AIM:
In the records below, find each line containing the word "text" and copy it.
** Start of SOURCE MATERIAL **
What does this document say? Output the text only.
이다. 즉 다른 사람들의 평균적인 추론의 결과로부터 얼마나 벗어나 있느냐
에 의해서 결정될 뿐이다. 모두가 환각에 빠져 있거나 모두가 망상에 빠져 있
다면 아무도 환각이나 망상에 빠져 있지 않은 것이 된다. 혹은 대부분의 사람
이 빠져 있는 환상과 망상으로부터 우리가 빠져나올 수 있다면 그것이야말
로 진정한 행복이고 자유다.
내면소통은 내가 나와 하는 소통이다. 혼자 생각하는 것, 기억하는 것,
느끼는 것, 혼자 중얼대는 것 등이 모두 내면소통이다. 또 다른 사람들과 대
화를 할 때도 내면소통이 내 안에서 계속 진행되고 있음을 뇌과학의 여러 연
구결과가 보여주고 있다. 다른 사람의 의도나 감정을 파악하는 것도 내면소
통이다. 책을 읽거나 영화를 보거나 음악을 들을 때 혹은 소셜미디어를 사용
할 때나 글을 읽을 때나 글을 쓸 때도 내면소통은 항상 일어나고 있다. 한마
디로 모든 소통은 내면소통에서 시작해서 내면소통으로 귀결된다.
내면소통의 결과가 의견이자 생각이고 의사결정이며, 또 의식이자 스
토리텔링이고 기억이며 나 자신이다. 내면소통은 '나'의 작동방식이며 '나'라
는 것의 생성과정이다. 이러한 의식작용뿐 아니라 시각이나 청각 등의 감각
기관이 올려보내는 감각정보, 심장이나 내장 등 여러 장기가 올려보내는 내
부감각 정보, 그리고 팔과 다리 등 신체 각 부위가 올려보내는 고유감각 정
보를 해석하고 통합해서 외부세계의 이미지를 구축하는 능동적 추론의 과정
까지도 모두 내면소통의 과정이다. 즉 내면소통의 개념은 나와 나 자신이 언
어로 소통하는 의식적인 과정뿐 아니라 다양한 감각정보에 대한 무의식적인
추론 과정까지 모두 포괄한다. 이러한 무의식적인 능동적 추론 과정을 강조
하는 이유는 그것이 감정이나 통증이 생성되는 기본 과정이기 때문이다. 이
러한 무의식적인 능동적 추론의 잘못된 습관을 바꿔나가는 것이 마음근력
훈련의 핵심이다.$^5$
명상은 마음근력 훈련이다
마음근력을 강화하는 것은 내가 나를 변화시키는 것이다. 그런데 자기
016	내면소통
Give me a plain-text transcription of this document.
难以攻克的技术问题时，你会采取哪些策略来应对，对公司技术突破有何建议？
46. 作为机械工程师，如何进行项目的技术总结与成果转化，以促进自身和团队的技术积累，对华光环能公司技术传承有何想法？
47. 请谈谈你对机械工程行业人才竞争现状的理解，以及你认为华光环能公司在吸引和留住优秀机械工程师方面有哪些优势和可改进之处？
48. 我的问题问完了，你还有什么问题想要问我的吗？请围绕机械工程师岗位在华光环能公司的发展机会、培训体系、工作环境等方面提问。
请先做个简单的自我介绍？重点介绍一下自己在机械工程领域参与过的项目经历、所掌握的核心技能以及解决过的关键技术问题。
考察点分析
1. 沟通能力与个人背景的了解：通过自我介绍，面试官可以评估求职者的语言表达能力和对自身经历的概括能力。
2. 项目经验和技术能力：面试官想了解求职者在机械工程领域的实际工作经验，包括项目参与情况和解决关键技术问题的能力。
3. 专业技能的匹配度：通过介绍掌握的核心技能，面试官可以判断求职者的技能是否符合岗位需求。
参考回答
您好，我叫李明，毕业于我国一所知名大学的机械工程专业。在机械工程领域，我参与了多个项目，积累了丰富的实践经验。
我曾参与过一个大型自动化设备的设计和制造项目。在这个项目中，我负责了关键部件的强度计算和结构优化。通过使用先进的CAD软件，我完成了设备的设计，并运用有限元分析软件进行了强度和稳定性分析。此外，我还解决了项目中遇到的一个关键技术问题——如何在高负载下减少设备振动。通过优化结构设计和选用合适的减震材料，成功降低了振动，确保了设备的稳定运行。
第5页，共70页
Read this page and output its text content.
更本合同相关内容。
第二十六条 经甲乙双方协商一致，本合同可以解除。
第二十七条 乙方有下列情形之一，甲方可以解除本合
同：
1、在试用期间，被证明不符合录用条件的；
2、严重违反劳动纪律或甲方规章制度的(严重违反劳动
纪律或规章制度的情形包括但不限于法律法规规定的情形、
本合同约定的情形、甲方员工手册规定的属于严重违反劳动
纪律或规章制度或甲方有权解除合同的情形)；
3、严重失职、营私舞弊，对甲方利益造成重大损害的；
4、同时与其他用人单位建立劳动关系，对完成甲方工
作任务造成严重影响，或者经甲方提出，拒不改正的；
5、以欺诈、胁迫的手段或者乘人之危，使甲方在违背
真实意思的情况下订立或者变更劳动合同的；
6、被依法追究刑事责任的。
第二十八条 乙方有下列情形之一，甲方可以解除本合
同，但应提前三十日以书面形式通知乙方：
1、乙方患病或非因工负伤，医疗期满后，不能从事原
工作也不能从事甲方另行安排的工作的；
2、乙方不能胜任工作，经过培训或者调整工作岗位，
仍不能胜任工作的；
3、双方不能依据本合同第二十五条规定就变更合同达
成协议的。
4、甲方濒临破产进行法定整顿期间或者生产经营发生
** End of SOURCE MATERIAL **
SOLVED EXERCISE:
What does this document say? Output the text only.
Give me a plain-text transcription of this document.
Read this page and output its text content.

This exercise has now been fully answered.